Start of Records for this task
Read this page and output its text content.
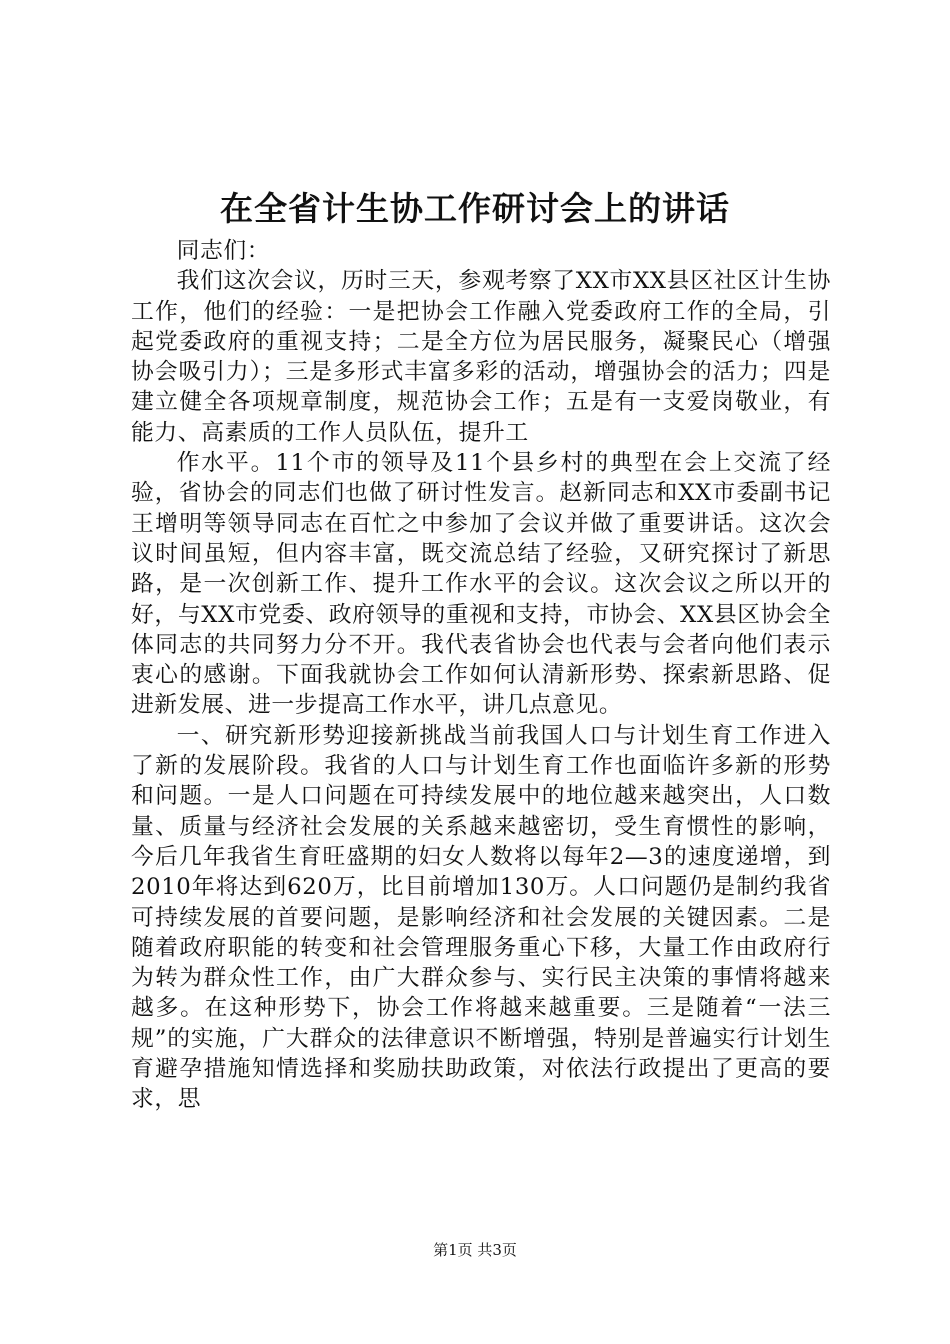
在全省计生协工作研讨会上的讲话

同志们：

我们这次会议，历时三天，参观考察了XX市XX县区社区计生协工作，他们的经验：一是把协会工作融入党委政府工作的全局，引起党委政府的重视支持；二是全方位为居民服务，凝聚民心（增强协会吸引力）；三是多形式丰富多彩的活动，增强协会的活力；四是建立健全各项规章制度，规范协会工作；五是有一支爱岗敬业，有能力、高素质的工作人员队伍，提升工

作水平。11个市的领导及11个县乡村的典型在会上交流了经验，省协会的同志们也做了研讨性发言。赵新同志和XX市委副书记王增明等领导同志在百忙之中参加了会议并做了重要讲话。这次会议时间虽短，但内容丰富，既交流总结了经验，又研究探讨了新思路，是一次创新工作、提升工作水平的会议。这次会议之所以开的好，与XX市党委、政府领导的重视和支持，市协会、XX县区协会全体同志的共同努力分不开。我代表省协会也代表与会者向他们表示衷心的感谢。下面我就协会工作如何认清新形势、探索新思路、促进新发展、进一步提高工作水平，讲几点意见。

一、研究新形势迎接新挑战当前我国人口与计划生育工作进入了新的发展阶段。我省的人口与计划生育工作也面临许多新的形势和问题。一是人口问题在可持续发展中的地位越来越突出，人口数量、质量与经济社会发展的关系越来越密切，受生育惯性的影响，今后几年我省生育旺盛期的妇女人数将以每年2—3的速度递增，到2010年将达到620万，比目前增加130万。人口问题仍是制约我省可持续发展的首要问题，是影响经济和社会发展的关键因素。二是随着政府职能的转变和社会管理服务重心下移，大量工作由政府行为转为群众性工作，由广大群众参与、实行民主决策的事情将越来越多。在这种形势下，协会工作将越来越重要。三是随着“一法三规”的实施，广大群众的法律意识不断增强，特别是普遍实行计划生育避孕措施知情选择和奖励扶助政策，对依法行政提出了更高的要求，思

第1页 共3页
End of Records for this task
### Task objective
Except for the pictures, copy every line of the records above exactly.

### Result for this task
Read this page and output its text content.
在全省计生协工作研讨会上的讲话

同志们：

我们这次会议，历时三天，参观考察了XX市XX县区社区计生协工作，他们的经验：一是把协会工作融入党委政府工作的全局，引起党委政府的重视支持；二是全方位为居民服务，凝聚民心（增强协会吸引力）；三是多形式丰富多彩的活动，增强协会的活力；四是建立健全各项规章制度，规范协会工作；五是有一支爱岗敬业，有能力、高素质的工作人员队伍，提升工

作水平。11个市的领导及11个县乡村的典型在会上交流了经验，省协会的同志们也做了研讨性发言。赵新同志和XX市委副书记王增明等领导同志在百忙之中参加了会议并做了重要讲话。这次会议时间虽短，但内容丰富，既交流总结了经验，又研究探讨了新思路，是一次创新工作、提升工作水平的会议。这次会议之所以开的好，与XX市党委、政府领导的重视和支持，市协会、XX县区协会全体同志的共同努力分不开。我代表省协会也代表与会者向他们表示衷心的感谢。下面我就协会工作如何认清新形势、探索新思路、促进新发展、进一步提高工作水平，讲几点意见。

一、研究新形势迎接新挑战当前我国人口与计划生育工作进入了新的发展阶段。我省的人口与计划生育工作也面临许多新的形势和问题。一是人口问题在可持续发展中的地位越来越突出，人口数量、质量与经济社会发展的关系越来越密切，受生育惯性的影响，今后几年我省生育旺盛期的妇女人数将以每年2—3的速度递增，到2010年将达到620万，比目前增加130万。人口问题仍是制约我省可持续发展的首要问题，是影响经济和社会发展的关键因素。二是随着政府职能的转变和社会管理服务重心下移，大量工作由政府行为转为群众性工作，由广大群众参与、实行民主决策的事情将越来越多。在这种形势下，协会工作将越来越重要。三是随着“一法三规”的实施，广大群众的法律意识不断增强，特别是普遍实行计划生育避孕措施知情选择和奖励扶助政策，对依法行政提出了更高的要求，思

第1页 共3页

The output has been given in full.